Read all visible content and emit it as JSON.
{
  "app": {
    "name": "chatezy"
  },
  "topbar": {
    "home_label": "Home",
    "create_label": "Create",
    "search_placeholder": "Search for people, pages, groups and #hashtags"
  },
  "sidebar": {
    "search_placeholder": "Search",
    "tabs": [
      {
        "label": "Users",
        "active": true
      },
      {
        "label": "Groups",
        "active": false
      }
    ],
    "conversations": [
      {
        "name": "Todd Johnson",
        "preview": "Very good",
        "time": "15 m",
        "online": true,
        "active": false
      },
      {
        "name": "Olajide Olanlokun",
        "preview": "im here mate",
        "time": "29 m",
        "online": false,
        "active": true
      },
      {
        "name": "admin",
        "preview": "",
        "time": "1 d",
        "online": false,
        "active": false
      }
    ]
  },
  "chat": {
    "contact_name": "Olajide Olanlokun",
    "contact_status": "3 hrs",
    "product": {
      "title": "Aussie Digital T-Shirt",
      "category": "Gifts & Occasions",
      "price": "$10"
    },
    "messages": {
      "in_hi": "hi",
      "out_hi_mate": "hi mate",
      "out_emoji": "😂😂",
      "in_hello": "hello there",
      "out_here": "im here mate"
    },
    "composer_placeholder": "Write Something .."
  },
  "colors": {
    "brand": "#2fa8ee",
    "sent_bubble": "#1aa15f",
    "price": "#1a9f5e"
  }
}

* * *

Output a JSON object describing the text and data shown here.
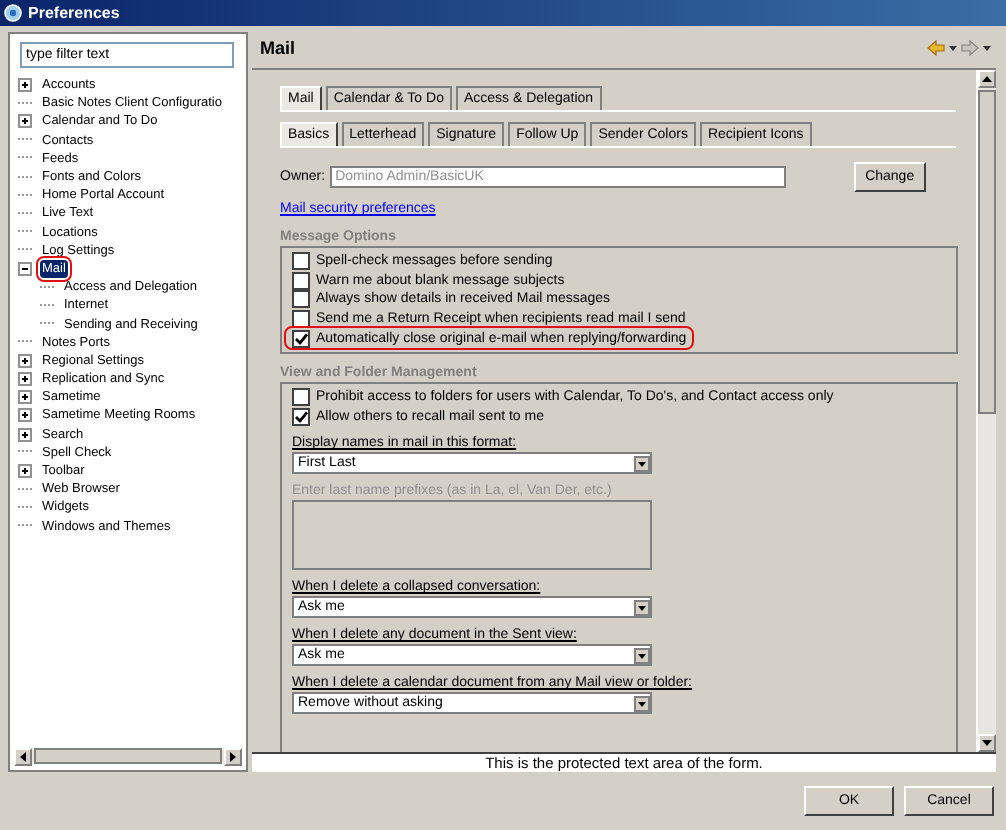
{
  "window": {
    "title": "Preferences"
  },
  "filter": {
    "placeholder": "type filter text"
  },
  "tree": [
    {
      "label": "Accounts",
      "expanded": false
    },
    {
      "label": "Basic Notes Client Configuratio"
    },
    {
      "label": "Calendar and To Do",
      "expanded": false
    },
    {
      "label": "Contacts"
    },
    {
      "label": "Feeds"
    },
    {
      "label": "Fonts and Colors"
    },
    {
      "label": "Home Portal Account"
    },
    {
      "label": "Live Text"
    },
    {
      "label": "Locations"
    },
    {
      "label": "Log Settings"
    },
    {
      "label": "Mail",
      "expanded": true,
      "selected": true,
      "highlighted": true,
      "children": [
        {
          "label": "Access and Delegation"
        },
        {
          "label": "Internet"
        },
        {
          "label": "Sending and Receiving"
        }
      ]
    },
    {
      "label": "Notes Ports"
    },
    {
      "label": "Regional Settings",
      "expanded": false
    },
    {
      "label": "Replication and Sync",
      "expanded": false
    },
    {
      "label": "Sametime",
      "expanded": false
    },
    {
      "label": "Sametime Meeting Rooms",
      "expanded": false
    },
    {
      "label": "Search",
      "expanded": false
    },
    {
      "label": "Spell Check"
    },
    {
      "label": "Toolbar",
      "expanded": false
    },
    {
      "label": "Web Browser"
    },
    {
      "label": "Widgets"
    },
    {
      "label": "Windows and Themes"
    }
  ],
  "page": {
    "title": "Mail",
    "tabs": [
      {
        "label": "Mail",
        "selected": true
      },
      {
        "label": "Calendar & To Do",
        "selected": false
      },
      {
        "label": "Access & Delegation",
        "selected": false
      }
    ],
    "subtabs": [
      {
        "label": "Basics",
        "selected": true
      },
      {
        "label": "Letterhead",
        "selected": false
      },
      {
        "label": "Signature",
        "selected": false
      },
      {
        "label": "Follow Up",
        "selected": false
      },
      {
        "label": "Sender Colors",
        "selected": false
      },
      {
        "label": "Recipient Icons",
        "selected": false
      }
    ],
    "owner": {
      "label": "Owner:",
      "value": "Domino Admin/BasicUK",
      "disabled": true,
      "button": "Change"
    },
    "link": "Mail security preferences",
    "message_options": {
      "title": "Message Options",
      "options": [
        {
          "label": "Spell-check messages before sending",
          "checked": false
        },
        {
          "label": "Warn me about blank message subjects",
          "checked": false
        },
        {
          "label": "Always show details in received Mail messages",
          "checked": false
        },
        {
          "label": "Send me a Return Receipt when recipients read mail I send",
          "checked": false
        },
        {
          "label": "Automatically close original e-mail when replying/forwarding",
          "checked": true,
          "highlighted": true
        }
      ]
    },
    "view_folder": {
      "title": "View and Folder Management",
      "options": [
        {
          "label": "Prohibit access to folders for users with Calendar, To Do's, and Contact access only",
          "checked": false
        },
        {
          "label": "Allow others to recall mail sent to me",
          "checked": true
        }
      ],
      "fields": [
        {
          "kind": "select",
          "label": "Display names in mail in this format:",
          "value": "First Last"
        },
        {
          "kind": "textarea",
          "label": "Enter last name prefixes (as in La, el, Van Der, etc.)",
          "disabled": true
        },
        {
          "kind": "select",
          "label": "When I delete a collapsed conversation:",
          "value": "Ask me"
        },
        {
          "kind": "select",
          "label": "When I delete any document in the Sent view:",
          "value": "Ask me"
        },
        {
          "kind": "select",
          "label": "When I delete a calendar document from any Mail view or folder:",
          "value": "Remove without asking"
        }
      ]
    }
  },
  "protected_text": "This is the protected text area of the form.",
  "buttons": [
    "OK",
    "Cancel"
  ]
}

- _REQUIREMENTS_
Every line in the data above that contains "Settings" needs to be copied.

- _EXERCISE SOLUTION_
      "label": "Log Settings"
      "label": "Regional Settings",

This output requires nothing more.